## Entries from a dataset
━━━━━━━━━━━━━━━━
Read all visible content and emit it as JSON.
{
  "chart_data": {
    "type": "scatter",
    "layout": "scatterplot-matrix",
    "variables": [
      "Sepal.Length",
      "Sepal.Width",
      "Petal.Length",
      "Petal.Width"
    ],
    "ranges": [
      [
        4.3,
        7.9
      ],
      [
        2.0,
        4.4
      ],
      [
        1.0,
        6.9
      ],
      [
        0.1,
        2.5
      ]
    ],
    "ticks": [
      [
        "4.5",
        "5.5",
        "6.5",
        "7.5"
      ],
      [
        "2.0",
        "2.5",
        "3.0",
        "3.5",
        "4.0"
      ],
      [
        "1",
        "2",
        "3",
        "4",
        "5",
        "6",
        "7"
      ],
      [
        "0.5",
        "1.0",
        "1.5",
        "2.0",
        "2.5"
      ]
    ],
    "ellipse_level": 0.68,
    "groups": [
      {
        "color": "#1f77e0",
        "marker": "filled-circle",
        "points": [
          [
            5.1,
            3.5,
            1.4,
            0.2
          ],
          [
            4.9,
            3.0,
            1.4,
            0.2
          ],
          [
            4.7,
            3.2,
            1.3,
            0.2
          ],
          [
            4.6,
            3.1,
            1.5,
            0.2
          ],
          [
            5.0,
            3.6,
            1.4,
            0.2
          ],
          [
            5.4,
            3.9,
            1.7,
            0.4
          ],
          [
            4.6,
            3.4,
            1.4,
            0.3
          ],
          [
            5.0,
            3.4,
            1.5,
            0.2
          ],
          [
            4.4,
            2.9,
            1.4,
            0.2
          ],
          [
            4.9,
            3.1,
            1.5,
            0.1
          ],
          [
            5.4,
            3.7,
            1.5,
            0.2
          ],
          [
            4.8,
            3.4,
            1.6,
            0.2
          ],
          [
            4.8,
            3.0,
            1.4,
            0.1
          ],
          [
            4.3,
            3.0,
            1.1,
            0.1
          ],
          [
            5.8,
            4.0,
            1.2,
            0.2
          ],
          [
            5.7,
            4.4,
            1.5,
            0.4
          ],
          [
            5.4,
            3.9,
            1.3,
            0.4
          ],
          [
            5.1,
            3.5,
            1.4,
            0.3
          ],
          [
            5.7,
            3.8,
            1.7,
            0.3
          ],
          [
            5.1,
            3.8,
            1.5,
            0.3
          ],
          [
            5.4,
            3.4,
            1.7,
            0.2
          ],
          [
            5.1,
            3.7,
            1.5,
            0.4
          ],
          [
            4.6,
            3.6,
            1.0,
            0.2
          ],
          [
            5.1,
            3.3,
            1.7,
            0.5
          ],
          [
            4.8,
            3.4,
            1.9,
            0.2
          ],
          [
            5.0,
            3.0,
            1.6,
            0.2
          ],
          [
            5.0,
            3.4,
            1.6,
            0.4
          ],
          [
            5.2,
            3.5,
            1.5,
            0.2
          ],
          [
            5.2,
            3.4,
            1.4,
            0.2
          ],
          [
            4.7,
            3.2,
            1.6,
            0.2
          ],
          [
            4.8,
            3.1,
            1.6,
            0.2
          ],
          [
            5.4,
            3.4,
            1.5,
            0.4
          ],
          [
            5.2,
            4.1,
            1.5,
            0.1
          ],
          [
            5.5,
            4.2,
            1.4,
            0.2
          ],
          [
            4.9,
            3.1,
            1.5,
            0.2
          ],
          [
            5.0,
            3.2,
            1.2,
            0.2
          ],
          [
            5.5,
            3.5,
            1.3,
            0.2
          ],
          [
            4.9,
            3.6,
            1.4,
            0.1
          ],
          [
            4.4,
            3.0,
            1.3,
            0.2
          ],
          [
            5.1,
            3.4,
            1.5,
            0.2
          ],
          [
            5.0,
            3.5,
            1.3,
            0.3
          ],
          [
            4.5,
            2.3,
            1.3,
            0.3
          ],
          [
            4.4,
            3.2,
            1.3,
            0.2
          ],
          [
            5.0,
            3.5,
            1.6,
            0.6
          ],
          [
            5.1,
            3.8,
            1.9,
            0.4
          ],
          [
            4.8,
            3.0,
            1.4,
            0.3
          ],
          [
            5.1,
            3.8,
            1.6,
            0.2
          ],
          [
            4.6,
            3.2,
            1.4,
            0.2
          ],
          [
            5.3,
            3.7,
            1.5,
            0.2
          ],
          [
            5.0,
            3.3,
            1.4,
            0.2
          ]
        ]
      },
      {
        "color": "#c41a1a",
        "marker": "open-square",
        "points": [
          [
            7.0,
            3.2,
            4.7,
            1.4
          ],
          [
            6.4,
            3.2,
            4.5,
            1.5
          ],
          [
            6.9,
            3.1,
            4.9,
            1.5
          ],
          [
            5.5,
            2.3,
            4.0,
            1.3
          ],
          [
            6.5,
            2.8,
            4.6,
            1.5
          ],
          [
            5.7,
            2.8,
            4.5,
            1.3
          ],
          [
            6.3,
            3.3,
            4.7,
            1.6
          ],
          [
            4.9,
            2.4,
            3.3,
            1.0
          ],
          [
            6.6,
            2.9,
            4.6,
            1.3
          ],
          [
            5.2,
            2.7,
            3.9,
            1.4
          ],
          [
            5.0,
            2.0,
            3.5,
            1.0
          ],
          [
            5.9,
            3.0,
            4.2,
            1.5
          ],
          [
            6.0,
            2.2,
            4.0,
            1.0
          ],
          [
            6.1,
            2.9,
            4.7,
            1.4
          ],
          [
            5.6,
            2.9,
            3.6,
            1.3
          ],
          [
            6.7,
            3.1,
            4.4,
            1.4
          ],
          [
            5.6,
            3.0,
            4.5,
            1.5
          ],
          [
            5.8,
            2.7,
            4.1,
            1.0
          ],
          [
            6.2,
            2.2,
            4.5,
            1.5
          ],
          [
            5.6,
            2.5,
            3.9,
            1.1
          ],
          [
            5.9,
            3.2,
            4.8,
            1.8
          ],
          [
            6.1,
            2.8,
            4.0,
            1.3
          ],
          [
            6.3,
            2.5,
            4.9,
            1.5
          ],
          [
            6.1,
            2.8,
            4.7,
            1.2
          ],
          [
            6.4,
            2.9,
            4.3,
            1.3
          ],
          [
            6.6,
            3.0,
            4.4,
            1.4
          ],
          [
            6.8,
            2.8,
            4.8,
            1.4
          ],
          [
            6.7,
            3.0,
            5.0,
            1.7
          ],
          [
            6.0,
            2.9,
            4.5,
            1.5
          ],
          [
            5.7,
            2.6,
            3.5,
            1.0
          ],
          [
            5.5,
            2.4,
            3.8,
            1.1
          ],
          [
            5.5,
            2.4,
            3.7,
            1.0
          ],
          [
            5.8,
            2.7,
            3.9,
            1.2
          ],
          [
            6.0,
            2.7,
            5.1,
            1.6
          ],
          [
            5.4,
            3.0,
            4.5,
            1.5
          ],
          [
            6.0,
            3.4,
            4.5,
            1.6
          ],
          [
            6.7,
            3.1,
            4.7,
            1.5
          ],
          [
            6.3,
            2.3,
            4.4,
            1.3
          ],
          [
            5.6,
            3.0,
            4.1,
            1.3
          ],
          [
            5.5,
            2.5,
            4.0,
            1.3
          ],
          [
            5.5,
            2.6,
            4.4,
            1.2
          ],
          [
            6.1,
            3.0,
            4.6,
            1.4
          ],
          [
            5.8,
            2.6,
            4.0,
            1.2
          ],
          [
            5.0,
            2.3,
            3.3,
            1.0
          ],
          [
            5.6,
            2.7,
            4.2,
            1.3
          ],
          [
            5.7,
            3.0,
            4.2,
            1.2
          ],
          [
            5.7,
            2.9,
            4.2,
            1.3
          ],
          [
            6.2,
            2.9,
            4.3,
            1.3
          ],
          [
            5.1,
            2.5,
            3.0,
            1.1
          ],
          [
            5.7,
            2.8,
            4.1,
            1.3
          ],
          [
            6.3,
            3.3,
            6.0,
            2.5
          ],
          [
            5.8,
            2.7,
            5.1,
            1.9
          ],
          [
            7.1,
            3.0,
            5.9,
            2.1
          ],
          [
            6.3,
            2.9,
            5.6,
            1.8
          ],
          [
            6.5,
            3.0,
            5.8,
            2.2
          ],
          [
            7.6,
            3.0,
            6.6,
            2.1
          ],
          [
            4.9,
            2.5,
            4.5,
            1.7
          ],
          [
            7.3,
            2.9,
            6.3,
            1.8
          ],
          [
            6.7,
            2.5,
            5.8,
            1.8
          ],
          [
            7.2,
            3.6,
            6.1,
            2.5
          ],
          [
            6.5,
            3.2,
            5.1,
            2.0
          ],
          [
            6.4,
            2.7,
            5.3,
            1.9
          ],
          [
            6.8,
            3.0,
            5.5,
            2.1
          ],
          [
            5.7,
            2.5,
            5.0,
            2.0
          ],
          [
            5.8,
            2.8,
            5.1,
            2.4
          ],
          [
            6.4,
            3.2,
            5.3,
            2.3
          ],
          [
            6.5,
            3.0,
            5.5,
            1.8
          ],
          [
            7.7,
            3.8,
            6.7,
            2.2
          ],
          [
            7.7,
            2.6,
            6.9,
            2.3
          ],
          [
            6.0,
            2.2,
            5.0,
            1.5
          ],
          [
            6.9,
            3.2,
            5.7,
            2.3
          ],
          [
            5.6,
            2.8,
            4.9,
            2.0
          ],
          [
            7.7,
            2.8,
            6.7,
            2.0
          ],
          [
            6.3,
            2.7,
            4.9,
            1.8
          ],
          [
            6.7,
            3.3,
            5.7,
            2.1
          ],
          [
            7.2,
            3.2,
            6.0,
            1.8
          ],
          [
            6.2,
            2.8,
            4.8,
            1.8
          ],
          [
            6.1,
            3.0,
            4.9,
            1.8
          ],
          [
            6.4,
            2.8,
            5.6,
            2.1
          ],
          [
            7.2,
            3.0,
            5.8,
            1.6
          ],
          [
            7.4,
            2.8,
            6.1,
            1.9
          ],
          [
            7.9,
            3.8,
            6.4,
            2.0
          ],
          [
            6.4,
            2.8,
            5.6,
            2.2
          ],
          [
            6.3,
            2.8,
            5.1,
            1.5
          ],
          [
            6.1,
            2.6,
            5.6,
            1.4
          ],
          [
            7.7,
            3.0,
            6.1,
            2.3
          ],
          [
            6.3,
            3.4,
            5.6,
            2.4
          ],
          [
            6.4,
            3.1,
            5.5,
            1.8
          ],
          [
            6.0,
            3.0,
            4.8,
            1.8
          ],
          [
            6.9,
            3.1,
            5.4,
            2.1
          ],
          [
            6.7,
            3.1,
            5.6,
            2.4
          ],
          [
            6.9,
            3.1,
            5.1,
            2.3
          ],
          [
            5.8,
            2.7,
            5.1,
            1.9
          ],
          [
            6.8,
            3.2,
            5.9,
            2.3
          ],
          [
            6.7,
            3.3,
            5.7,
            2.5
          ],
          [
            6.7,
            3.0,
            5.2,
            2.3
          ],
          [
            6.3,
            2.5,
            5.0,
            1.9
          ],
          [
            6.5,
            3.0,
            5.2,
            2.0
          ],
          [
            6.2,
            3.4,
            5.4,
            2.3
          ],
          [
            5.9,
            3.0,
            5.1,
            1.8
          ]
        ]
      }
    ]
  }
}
━━━━━━━━━━━━━━━━
## PROBLEM REQUIREMENTS
Look through the listing and extract every line with "marker" in it.

## ANSWER TO THE PROBLEM
        "marker": "filled-circle",
        "marker": "open-square",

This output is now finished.